Search the listing for the string "sucesiones" and copy every line that contains it.

________________

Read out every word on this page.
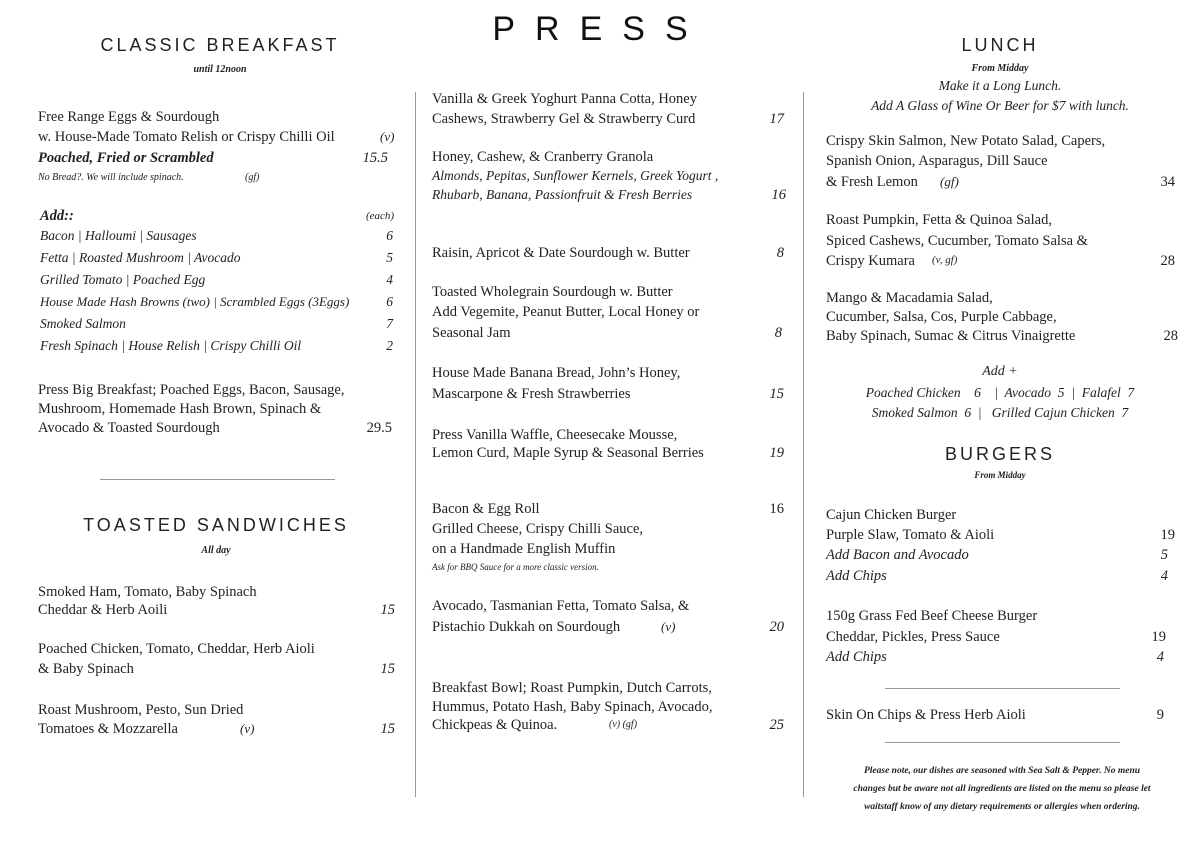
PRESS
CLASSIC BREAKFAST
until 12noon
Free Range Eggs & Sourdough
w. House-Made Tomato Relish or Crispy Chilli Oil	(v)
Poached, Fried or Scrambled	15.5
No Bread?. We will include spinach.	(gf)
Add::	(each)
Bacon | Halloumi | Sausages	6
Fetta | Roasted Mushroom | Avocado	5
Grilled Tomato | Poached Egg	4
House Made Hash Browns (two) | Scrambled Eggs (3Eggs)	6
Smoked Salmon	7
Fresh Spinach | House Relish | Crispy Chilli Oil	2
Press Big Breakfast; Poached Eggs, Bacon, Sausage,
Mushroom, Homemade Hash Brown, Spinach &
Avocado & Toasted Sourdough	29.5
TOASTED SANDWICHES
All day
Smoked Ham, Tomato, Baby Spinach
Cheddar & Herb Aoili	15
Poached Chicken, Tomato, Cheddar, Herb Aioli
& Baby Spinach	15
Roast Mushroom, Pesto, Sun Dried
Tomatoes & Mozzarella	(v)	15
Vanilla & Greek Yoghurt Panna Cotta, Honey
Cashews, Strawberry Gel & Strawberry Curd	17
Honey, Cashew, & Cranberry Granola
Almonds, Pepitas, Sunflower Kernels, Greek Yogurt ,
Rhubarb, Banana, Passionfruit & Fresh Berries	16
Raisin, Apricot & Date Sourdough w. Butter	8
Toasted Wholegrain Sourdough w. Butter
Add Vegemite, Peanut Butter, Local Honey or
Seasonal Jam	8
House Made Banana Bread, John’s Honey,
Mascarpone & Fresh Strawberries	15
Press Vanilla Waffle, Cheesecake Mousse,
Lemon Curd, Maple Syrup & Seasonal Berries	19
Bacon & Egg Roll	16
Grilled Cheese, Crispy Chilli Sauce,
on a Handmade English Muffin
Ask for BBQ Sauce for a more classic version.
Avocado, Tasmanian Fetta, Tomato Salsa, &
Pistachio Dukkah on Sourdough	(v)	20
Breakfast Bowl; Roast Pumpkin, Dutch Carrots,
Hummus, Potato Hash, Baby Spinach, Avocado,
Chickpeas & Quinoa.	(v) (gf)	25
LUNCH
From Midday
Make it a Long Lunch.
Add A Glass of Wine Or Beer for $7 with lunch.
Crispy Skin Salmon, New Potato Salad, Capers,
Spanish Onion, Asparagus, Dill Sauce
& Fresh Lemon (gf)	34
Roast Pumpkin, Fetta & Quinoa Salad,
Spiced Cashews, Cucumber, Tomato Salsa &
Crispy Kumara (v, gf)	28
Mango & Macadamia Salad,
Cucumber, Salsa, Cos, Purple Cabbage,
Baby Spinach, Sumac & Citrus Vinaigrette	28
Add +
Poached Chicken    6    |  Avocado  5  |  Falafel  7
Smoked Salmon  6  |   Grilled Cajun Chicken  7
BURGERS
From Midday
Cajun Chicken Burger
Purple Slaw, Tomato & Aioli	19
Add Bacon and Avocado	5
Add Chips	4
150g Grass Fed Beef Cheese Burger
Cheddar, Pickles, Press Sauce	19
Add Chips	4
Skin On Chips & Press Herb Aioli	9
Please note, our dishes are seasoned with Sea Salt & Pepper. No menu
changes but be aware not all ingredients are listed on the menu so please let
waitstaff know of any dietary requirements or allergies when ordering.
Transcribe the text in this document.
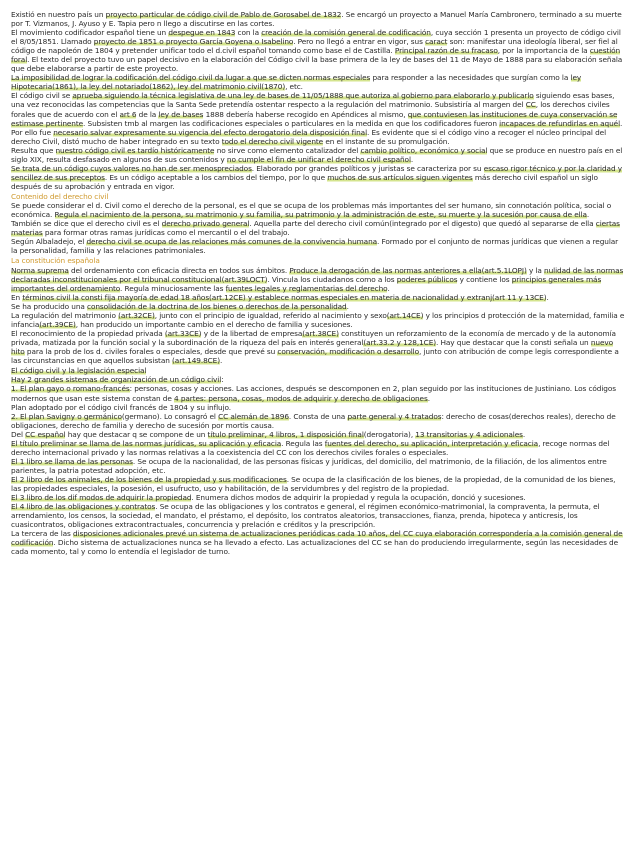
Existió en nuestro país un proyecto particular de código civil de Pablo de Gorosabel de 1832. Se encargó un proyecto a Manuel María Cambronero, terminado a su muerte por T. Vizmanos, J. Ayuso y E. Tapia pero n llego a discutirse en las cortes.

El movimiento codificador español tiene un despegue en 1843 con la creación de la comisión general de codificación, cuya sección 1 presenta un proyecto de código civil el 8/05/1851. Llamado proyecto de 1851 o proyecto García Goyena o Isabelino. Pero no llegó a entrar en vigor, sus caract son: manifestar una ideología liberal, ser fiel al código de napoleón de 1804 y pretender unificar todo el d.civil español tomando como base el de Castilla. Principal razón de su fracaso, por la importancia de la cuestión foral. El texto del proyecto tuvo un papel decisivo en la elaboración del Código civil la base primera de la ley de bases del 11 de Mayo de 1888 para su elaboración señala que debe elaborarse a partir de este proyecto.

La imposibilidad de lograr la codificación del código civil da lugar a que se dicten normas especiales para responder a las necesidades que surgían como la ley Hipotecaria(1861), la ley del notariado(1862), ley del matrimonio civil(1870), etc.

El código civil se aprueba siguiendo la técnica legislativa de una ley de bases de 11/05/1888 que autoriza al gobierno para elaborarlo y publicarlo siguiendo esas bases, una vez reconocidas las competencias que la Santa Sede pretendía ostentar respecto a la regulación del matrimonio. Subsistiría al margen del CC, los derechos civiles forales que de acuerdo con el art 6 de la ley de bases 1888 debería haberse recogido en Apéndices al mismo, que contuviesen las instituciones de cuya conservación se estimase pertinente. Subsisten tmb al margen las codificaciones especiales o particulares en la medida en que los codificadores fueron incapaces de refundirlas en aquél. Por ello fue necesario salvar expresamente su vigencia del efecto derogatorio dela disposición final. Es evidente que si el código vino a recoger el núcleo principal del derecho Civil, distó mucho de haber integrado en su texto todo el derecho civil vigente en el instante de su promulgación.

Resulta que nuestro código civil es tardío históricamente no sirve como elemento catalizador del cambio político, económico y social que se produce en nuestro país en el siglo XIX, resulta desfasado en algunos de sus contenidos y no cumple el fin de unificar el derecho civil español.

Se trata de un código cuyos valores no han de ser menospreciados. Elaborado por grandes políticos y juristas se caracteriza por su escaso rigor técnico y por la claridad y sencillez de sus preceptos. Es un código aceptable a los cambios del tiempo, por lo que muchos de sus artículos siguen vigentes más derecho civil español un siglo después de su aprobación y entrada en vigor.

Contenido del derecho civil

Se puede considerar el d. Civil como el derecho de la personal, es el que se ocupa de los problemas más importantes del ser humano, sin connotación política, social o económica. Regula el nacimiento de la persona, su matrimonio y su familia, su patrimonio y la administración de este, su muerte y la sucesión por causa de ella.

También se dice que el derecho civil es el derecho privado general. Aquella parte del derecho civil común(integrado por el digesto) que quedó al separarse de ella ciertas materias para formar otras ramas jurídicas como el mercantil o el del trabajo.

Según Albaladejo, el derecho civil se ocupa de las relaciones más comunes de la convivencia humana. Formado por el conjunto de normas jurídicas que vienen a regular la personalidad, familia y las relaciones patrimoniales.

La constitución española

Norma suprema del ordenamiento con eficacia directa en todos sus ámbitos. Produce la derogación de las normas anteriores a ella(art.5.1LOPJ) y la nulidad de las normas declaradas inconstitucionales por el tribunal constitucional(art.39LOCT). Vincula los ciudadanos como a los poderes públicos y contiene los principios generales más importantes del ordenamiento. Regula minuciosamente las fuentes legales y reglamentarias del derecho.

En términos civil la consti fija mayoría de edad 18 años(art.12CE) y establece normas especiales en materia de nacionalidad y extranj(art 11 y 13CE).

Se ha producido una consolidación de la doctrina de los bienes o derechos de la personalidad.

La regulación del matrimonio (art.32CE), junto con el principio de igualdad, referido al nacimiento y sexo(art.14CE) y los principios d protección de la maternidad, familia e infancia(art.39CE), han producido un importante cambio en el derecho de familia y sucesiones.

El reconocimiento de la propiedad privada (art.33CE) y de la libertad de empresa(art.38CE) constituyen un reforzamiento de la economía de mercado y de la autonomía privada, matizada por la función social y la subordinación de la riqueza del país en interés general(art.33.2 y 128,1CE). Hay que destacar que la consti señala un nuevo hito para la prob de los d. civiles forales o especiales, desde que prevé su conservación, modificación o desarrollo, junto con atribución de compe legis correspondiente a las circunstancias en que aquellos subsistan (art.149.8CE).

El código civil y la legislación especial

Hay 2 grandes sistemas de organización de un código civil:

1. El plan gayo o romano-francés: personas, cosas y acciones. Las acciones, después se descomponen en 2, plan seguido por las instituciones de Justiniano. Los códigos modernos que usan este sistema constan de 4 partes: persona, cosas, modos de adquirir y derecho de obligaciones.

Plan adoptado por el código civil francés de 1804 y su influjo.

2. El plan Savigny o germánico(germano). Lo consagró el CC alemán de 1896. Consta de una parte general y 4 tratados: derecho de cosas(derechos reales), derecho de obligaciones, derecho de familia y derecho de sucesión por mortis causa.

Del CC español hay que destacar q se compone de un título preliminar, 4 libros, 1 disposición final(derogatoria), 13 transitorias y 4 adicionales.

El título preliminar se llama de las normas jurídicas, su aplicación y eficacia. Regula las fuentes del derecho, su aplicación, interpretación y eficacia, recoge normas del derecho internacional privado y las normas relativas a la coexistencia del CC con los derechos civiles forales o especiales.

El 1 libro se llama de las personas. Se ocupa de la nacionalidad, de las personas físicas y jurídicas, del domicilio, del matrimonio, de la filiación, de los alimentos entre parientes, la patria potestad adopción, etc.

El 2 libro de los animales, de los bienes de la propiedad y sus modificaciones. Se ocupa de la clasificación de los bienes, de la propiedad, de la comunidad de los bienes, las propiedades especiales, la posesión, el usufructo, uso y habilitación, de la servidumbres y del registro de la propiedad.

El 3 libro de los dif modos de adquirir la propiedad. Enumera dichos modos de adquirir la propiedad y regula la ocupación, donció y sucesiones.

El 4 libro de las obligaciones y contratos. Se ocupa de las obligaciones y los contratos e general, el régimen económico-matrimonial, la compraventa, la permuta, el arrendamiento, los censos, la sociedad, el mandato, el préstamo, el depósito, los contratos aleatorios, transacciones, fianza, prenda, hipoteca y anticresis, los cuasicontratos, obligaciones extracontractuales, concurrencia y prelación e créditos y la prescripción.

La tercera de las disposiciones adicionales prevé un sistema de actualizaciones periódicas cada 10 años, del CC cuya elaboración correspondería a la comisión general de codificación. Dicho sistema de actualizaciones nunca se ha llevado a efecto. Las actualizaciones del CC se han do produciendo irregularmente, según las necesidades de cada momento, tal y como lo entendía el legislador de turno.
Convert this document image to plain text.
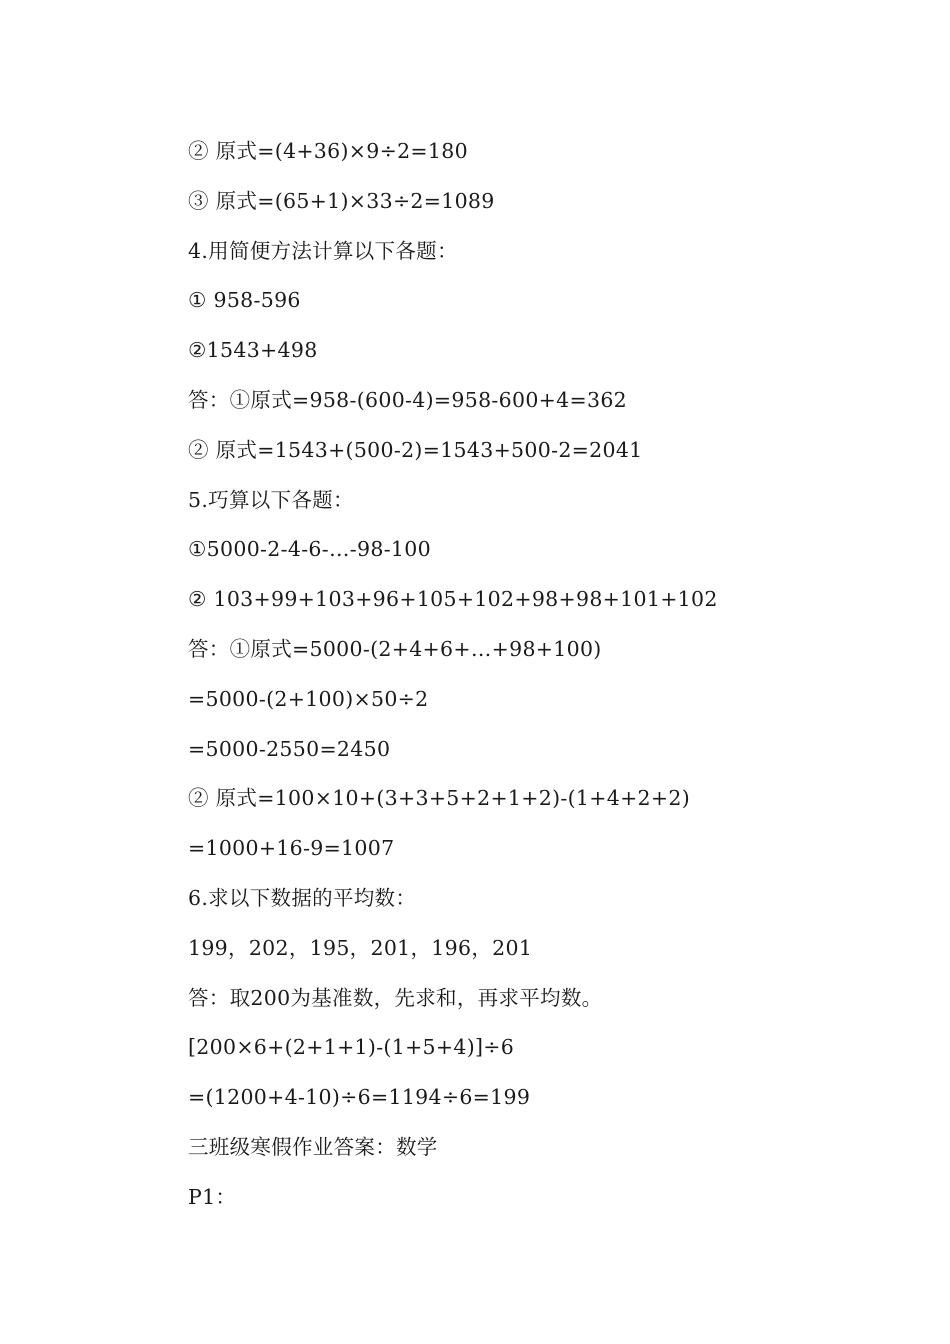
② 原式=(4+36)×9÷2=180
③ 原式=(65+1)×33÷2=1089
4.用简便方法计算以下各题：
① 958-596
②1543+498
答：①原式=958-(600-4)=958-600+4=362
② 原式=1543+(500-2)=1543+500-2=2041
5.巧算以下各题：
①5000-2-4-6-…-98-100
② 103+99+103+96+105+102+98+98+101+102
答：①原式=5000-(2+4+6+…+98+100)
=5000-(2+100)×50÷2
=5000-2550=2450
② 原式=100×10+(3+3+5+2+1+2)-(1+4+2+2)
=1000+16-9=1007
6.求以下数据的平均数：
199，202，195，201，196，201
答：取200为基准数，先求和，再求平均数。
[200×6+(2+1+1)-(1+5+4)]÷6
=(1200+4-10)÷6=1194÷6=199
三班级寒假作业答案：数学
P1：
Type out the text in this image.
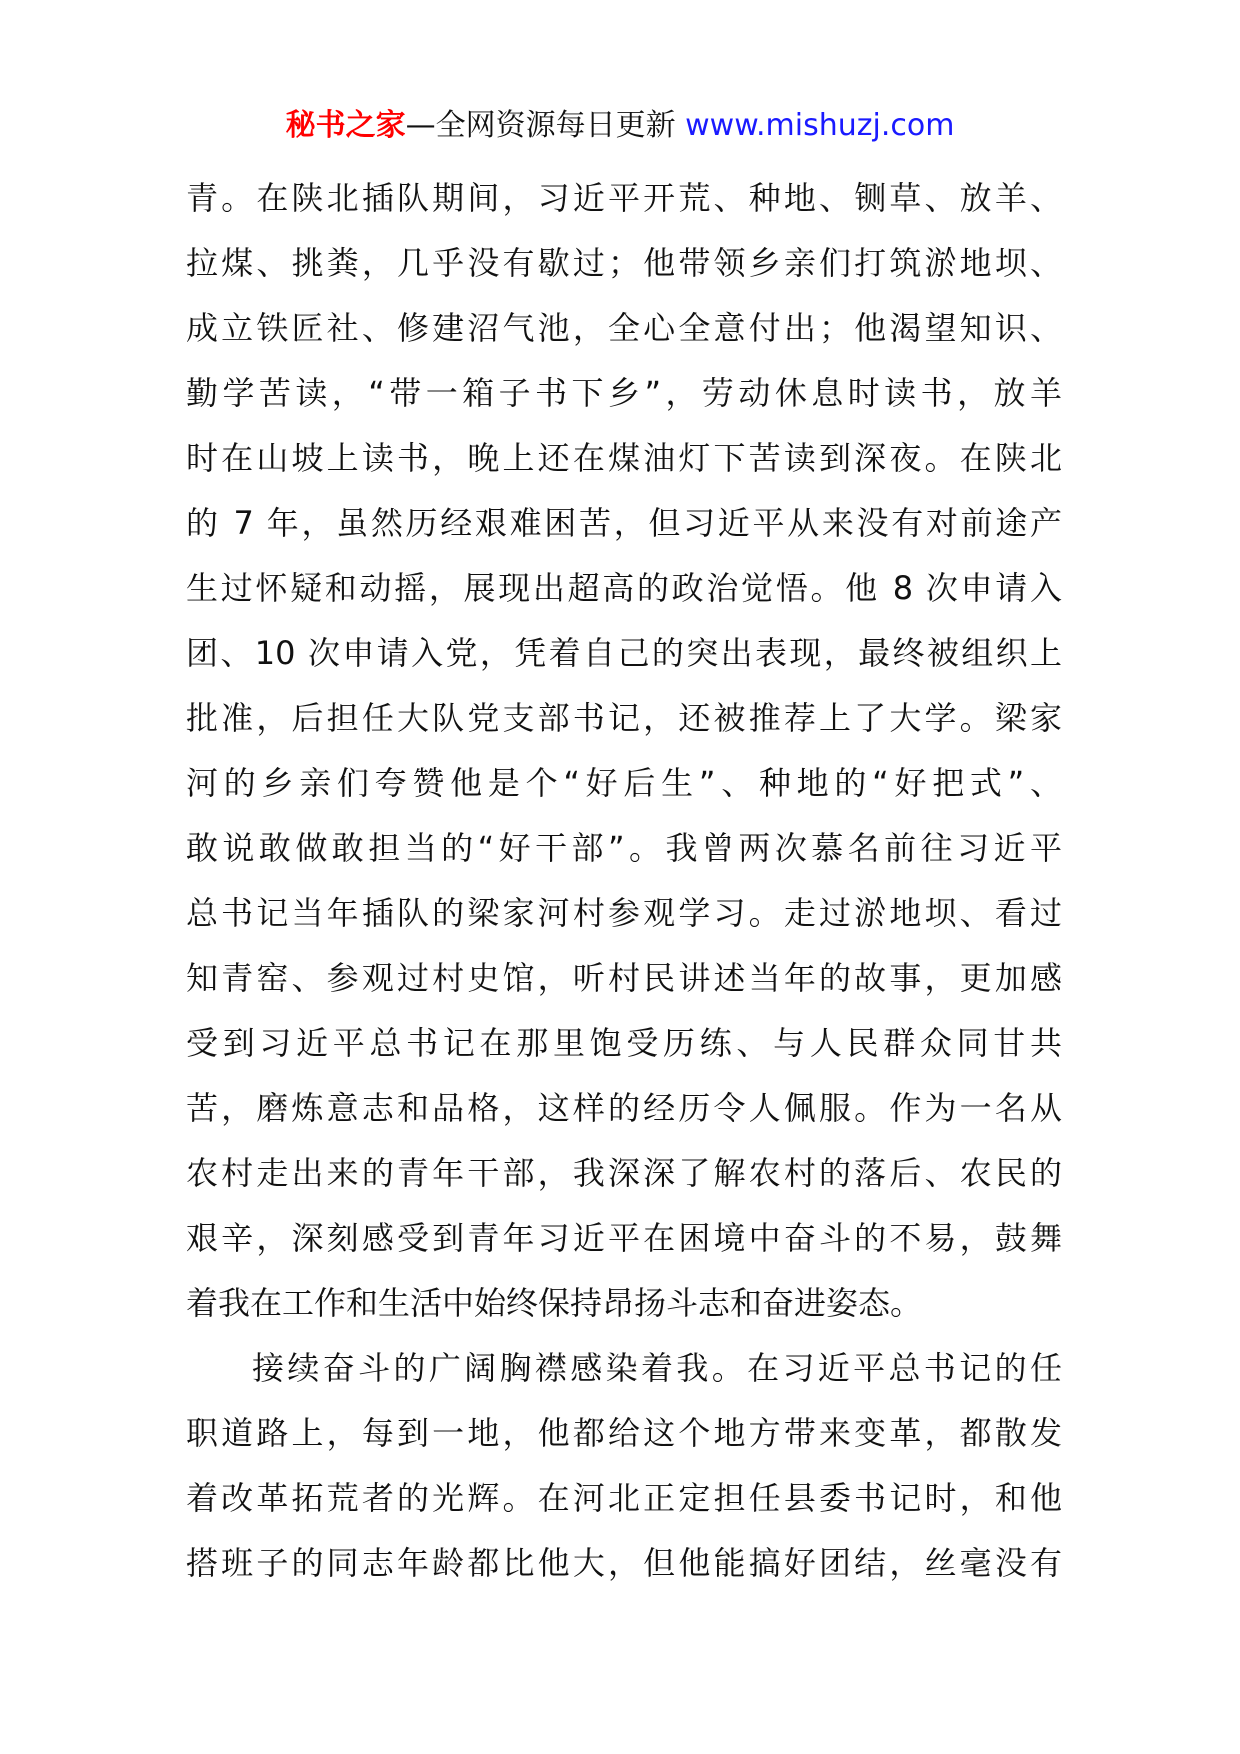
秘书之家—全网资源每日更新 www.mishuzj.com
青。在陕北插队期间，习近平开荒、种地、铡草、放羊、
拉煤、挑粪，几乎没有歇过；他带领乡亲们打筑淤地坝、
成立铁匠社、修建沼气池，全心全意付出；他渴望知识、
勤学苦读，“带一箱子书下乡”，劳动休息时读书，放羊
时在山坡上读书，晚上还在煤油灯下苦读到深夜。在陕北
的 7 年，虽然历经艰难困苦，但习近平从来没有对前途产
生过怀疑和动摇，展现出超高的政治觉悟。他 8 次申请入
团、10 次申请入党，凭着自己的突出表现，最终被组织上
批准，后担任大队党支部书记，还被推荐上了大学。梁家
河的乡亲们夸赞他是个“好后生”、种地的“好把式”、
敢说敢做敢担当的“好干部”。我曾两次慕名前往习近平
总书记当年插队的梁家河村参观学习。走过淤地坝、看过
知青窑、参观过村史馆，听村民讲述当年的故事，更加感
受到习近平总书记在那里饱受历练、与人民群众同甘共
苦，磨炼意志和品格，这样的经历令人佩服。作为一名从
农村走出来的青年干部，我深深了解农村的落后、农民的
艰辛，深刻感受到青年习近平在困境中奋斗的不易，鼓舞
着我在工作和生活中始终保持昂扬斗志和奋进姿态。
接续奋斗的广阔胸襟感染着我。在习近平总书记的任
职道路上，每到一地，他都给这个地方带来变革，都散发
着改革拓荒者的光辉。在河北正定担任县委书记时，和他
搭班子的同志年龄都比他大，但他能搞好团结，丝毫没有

________________

» **The response**:
La regulación del matrimonio (art.32CE), junto con el principio de igualdad, referido al nacimiento y sexo(art.14CE) y los principios d protección de la maternidad, familia e infancia(art.39CE), han producido un importante cambio en el derecho de familia y sucesiones.
El 3 libro de los dif modos de adquirir la propiedad. Enumera dichos modos de adquirir la propiedad y regula la ocupación, donció y sucesiones.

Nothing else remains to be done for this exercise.